> [What to produce]: Reproduce each line of the material exactly, minus any picture.

+++ Records +++

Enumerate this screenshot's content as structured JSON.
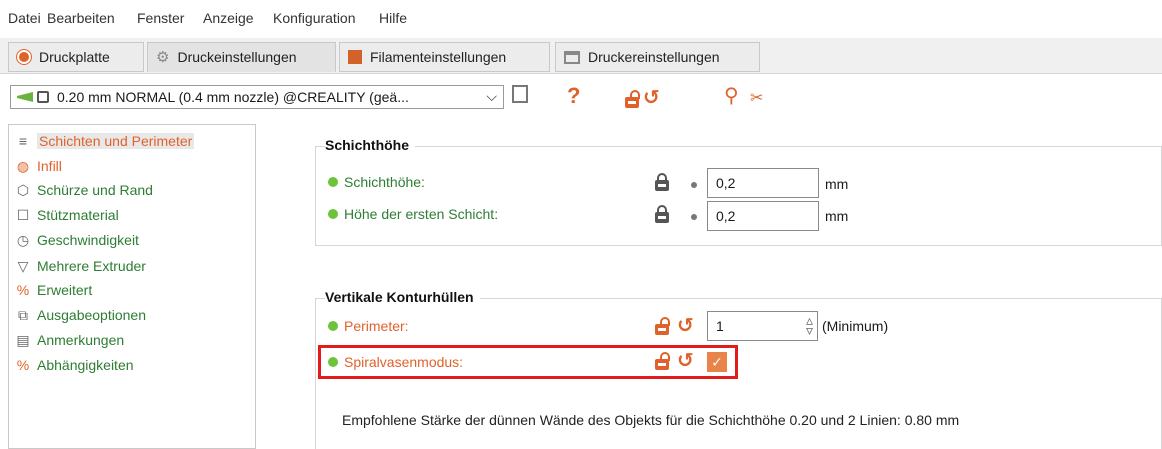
{
  "menu": [
    "Datei",
    "Bearbeiten",
    "Fenster",
    "Anzeige",
    "Konfiguration",
    "Hilfe"
  ],
  "tabs": [
    {
      "label": "Druckplatte",
      "icon": "plater-icon"
    },
    {
      "label": "Druckeinstellungen",
      "icon": "gear-icon"
    },
    {
      "label": "Filamenteinstellungen",
      "icon": "filament-icon"
    },
    {
      "label": "Druckereinstellungen",
      "icon": "printer-icon"
    }
  ],
  "toolbar": {
    "preset": "0.20 mm NORMAL (0.4 mm nozzle) @CREALITY (geä...",
    "help_glyph": "?"
  },
  "sidebar": {
    "items": [
      {
        "label": "Schichten und Perimeter",
        "icon": "layers-icon"
      },
      {
        "label": "Infill",
        "icon": "infill-icon"
      },
      {
        "label": "Schürze und Rand",
        "icon": "skirt-icon"
      },
      {
        "label": "Stützmaterial",
        "icon": "support-icon"
      },
      {
        "label": "Geschwindigkeit",
        "icon": "speed-icon"
      },
      {
        "label": "Mehrere Extruder",
        "icon": "funnel-icon"
      },
      {
        "label": "Erweitert",
        "icon": "wrench-icon"
      },
      {
        "label": "Ausgabeoptionen",
        "icon": "output-icon"
      },
      {
        "label": "Anmerkungen",
        "icon": "notes-icon"
      },
      {
        "label": "Abhängigkeiten",
        "icon": "wrench-icon"
      }
    ]
  },
  "layer_height_group": {
    "title": "Schichthöhe",
    "rows": [
      {
        "label": "Schichthöhe:",
        "value": "0,2",
        "unit": "mm"
      },
      {
        "label": "Höhe der ersten Schicht:",
        "value": "0,2",
        "unit": "mm"
      }
    ]
  },
  "vertical_shells_group": {
    "title": "Vertikale Konturhüllen",
    "perimeter": {
      "label": "Perimeter:",
      "value": "1",
      "unit": "(Minimum)"
    },
    "spiral": {
      "label": "Spiralvasenmodus:",
      "checked": true
    }
  },
  "note": "Empfohlene Stärke der dünnen Wände des Objekts für die Schichthöhe 0.20 und 2 Linien: 0.80 mm",
  "colors": {
    "accent_orange": "#e0622a",
    "label_green": "#2e7d32",
    "highlight_red": "#e31b1b"
  }
}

+++

> [Solution for this task]:
Enumerate this screenshot's content as structured JSON.
{
  "menu": [
    "Datei",
    "Bearbeiten",
    "Fenster",
    "Anzeige",
    "Konfiguration",
    "Hilfe"
  ],
  "tabs": [
    {
      "label": "Druckplatte",
      "icon": "plater-icon"
    },
    {
      "label": "Druckeinstellungen",
      "icon": "gear-icon"
    },
    {
      "label": "Filamenteinstellungen",
      "icon": "filament-icon"
    },
    {
      "label": "Druckereinstellungen",
      "icon": "printer-icon"
    }
  ],
  "toolbar": {
    "preset": "0.20 mm NORMAL (0.4 mm nozzle) @CREALITY (geä...",
    "help_glyph": "?"
  },
  "sidebar": {
    "items": [
      {
        "label": "Schichten und Perimeter",
        "icon": "layers-icon"
      },
      {
        "label": "Infill",
        "icon": "infill-icon"
      },
      {
        "label": "Schürze und Rand",
        "icon": "skirt-icon"
      },
      {
        "label": "Stützmaterial",
        "icon": "support-icon"
      },
      {
        "label": "Geschwindigkeit",
        "icon": "speed-icon"
      },
      {
        "label": "Mehrere Extruder",
        "icon": "funnel-icon"
      },
      {
        "label": "Erweitert",
        "icon": "wrench-icon"
      },
      {
        "label": "Ausgabeoptionen",
        "icon": "output-icon"
      },
      {
        "label": "Anmerkungen",
        "icon": "notes-icon"
      },
      {
        "label": "Abhängigkeiten",
        "icon": "wrench-icon"
      }
    ]
  },
  "layer_height_group": {
    "title": "Schichthöhe",
    "rows": [
      {
        "label": "Schichthöhe:",
        "value": "0,2",
        "unit": "mm"
      },
      {
        "label": "Höhe der ersten Schicht:",
        "value": "0,2",
        "unit": "mm"
      }
    ]
  },
  "vertical_shells_group": {
    "title": "Vertikale Konturhüllen",
    "perimeter": {
      "label": "Perimeter:",
      "value": "1",
      "unit": "(Minimum)"
    },
    "spiral": {
      "label": "Spiralvasenmodus:",
      "checked": true
    }
  },
  "note": "Empfohlene Stärke der dünnen Wände des Objekts für die Schichthöhe 0.20 und 2 Linien: 0.80 mm",
  "colors": {
    "accent_orange": "#e0622a",
    "label_green": "#2e7d32",
    "highlight_red": "#e31b1b"
  }
}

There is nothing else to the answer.